--- BEGIN Given entries ---

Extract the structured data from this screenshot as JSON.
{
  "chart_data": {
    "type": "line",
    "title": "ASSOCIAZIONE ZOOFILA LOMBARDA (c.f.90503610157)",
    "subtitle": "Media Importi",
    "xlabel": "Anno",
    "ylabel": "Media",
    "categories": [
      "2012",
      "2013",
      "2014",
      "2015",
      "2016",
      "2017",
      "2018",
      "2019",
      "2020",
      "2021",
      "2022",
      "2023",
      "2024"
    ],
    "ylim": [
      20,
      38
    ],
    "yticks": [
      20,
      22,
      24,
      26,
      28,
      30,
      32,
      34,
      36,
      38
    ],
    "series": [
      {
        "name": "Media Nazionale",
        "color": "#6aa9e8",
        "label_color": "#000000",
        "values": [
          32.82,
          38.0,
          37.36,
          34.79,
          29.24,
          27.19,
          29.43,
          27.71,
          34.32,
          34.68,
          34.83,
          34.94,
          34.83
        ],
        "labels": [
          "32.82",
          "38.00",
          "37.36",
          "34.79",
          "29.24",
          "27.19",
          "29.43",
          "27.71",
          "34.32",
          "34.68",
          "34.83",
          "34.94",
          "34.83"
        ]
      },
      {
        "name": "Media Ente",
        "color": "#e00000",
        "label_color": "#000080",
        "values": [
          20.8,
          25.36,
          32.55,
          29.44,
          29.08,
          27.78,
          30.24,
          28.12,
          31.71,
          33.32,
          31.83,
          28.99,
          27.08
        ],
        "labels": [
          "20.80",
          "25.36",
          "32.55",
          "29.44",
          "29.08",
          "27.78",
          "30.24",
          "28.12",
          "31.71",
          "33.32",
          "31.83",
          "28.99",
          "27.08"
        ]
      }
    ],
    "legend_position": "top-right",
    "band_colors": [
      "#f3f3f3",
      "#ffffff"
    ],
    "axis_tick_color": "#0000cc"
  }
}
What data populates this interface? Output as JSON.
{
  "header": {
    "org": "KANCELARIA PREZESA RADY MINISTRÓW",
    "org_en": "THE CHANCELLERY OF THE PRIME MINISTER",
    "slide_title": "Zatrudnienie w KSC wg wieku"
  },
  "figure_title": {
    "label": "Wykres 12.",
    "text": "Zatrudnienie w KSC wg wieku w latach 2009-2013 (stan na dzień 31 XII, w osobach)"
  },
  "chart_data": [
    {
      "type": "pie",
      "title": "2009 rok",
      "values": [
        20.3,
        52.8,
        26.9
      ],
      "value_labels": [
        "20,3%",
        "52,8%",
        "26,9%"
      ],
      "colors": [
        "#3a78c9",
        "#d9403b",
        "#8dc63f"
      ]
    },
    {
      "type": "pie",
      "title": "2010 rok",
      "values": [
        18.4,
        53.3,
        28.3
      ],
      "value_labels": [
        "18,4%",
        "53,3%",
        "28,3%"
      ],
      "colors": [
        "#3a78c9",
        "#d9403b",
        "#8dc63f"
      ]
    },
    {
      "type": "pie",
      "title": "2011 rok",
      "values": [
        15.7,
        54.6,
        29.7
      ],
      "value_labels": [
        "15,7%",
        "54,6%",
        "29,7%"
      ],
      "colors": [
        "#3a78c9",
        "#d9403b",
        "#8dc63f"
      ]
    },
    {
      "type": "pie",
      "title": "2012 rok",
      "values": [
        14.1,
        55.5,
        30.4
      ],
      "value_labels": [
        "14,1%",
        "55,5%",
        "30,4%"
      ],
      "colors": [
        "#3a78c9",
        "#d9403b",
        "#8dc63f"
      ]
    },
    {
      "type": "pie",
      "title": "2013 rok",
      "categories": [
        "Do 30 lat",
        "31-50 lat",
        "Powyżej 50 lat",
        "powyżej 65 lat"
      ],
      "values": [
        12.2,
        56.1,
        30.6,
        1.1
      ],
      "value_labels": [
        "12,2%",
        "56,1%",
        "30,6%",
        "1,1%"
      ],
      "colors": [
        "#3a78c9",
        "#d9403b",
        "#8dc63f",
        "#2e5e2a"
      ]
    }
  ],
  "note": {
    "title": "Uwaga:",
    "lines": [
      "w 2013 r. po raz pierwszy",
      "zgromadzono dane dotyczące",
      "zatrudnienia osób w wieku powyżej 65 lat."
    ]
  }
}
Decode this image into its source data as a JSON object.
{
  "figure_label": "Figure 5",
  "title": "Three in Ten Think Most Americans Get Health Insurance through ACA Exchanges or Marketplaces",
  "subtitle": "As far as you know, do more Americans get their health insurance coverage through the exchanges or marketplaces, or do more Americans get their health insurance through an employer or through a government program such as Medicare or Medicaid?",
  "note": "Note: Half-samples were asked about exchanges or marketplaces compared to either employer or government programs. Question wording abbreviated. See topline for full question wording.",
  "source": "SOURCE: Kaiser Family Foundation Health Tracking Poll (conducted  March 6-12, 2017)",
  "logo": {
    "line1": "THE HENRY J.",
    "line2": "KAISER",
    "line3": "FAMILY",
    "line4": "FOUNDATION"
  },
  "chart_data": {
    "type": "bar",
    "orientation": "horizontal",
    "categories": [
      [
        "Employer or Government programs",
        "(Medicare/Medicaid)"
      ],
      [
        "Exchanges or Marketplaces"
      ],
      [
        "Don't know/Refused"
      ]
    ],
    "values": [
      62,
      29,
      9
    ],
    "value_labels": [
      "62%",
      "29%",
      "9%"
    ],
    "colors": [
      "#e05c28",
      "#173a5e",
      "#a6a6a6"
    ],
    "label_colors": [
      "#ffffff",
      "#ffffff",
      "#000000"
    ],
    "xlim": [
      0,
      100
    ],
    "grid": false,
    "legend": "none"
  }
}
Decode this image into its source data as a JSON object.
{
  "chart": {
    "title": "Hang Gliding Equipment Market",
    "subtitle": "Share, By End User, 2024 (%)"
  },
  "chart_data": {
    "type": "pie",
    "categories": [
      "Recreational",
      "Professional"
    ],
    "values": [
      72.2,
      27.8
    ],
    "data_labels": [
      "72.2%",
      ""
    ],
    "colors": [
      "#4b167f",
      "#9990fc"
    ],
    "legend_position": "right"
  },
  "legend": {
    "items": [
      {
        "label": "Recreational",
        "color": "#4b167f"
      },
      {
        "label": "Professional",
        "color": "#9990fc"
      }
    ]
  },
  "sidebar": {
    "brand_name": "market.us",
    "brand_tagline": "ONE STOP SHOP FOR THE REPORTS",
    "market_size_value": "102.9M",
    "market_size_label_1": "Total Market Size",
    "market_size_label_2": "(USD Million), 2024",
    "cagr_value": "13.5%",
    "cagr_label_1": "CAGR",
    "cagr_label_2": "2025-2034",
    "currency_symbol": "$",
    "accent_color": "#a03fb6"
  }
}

--- END Given entries ---

## Set exercise:
From the first line to the last, please quote the material above exactly.

## Solution:
Extract the structured data from this screenshot as JSON.
{
  "chart_data": {
    "type": "line",
    "title": "ASSOCIAZIONE ZOOFILA LOMBARDA (c.f.90503610157)",
    "subtitle": "Media Importi",
    "xlabel": "Anno",
    "ylabel": "Media",
    "categories": [
      "2012",
      "2013",
      "2014",
      "2015",
      "2016",
      "2017",
      "2018",
      "2019",
      "2020",
      "2021",
      "2022",
      "2023",
      "2024"
    ],
    "ylim": [
      20,
      38
    ],
    "yticks": [
      20,
      22,
      24,
      26,
      28,
      30,
      32,
      34,
      36,
      38
    ],
    "series": [
      {
        "name": "Media Nazionale",
        "color": "#6aa9e8",
        "label_color": "#000000",
        "values": [
          32.82,
          38.0,
          37.36,
          34.79,
          29.24,
          27.19,
          29.43,
          27.71,
          34.32,
          34.68,
          34.83,
          34.94,
          34.83
        ],
        "labels": [
          "32.82",
          "38.00",
          "37.36",
          "34.79",
          "29.24",
          "27.19",
          "29.43",
          "27.71",
          "34.32",
          "34.68",
          "34.83",
          "34.94",
          "34.83"
        ]
      },
      {
        "name": "Media Ente",
        "color": "#e00000",
        "label_color": "#000080",
        "values": [
          20.8,
          25.36,
          32.55,
          29.44,
          29.08,
          27.78,
          30.24,
          28.12,
          31.71,
          33.32,
          31.83,
          28.99,
          27.08
        ],
        "labels": [
          "20.80",
          "25.36",
          "32.55",
          "29.44",
          "29.08",
          "27.78",
          "30.24",
          "28.12",
          "31.71",
          "33.32",
          "31.83",
          "28.99",
          "27.08"
        ]
      }
    ],
    "legend_position": "top-right",
    "band_colors": [
      "#f3f3f3",
      "#ffffff"
    ],
    "axis_tick_color": "#0000cc"
  }
}
What data populates this interface? Output as JSON.
{
  "header": {
    "org": "KANCELARIA PREZESA RADY MINISTRÓW",
    "org_en": "THE CHANCELLERY OF THE PRIME MINISTER",
    "slide_title": "Zatrudnienie w KSC wg wieku"
  },
  "figure_title": {
    "label": "Wykres 12.",
    "text": "Zatrudnienie w KSC wg wieku w latach 2009-2013 (stan na dzień 31 XII, w osobach)"
  },
  "chart_data": [
    {
      "type": "pie",
      "title": "2009 rok",
      "values": [
        20.3,
        52.8,
        26.9
      ],
      "value_labels": [
        "20,3%",
        "52,8%",
        "26,9%"
      ],
      "colors": [
        "#3a78c9",
        "#d9403b",
        "#8dc63f"
      ]
    },
    {
      "type": "pie",
      "title": "2010 rok",
      "values": [
        18.4,
        53.3,
        28.3
      ],
      "value_labels": [
        "18,4%",
        "53,3%",
        "28,3%"
      ],
      "colors": [
        "#3a78c9",
        "#d9403b",
        "#8dc63f"
      ]
    },
    {
      "type": "pie",
      "title": "2011 rok",
      "values": [
        15.7,
        54.6,
        29.7
      ],
      "value_labels": [
        "15,7%",
        "54,6%",
        "29,7%"
      ],
      "colors": [
        "#3a78c9",
        "#d9403b",
        "#8dc63f"
      ]
    },
    {
      "type": "pie",
      "title": "2012 rok",
      "values": [
        14.1,
        55.5,
        30.4
      ],
      "value_labels": [
        "14,1%",
        "55,5%",
        "30,4%"
      ],
      "colors": [
        "#3a78c9",
        "#d9403b",
        "#8dc63f"
      ]
    },
    {
      "type": "pie",
      "title": "2013 rok",
      "categories": [
        "Do 30 lat",
        "31-50 lat",
        "Powyżej 50 lat",
        "powyżej 65 lat"
      ],
      "values": [
        12.2,
        56.1,
        30.6,
        1.1
      ],
      "value_labels": [
        "12,2%",
        "56,1%",
        "30,6%",
        "1,1%"
      ],
      "colors": [
        "#3a78c9",
        "#d9403b",
        "#8dc63f",
        "#2e5e2a"
      ]
    }
  ],
  "note": {
    "title": "Uwaga:",
    "lines": [
      "w 2013 r. po raz pierwszy",
      "zgromadzono dane dotyczące",
      "zatrudnienia osób w wieku powyżej 65 lat."
    ]
  }
}
Decode this image into its source data as a JSON object.
{
  "figure_label": "Figure 5",
  "title": "Three in Ten Think Most Americans Get Health Insurance through ACA Exchanges or Marketplaces",
  "subtitle": "As far as you know, do more Americans get their health insurance coverage through the exchanges or marketplaces, or do more Americans get their health insurance through an employer or through a government program such as Medicare or Medicaid?",
  "note": "Note: Half-samples were asked about exchanges or marketplaces compared to either employer or government programs. Question wording abbreviated. See topline for full question wording.",
  "source": "SOURCE: Kaiser Family Foundation Health Tracking Poll (conducted  March 6-12, 2017)",
  "logo": {
    "line1": "THE HENRY J.",
    "line2": "KAISER",
    "line3": "FAMILY",
    "line4": "FOUNDATION"
  },
  "chart_data": {
    "type": "bar",
    "orientation": "horizontal",
    "categories": [
      [
        "Employer or Government programs",
        "(Medicare/Medicaid)"
      ],
      [
        "Exchanges or Marketplaces"
      ],
      [
        "Don't know/Refused"
      ]
    ],
    "values": [
      62,
      29,
      9
    ],
    "value_labels": [
      "62%",
      "29%",
      "9%"
    ],
    "colors": [
      "#e05c28",
      "#173a5e",
      "#a6a6a6"
    ],
    "label_colors": [
      "#ffffff",
      "#ffffff",
      "#000000"
    ],
    "xlim": [
      0,
      100
    ],
    "grid": false,
    "legend": "none"
  }
}
Decode this image into its source data as a JSON object.
{
  "chart": {
    "title": "Hang Gliding Equipment Market",
    "subtitle": "Share, By End User, 2024 (%)"
  },
  "chart_data": {
    "type": "pie",
    "categories": [
      "Recreational",
      "Professional"
    ],
    "values": [
      72.2,
      27.8
    ],
    "data_labels": [
      "72.2%",
      ""
    ],
    "colors": [
      "#4b167f",
      "#9990fc"
    ],
    "legend_position": "right"
  },
  "legend": {
    "items": [
      {
        "label": "Recreational",
        "color": "#4b167f"
      },
      {
        "label": "Professional",
        "color": "#9990fc"
      }
    ]
  },
  "sidebar": {
    "brand_name": "market.us",
    "brand_tagline": "ONE STOP SHOP FOR THE REPORTS",
    "market_size_value": "102.9M",
    "market_size_label_1": "Total Market Size",
    "market_size_label_2": "(USD Million), 2024",
    "cagr_value": "13.5%",
    "cagr_label_1": "CAGR",
    "cagr_label_2": "2025-2034",
    "currency_symbol": "$",
    "accent_color": "#a03fb6"
  }
}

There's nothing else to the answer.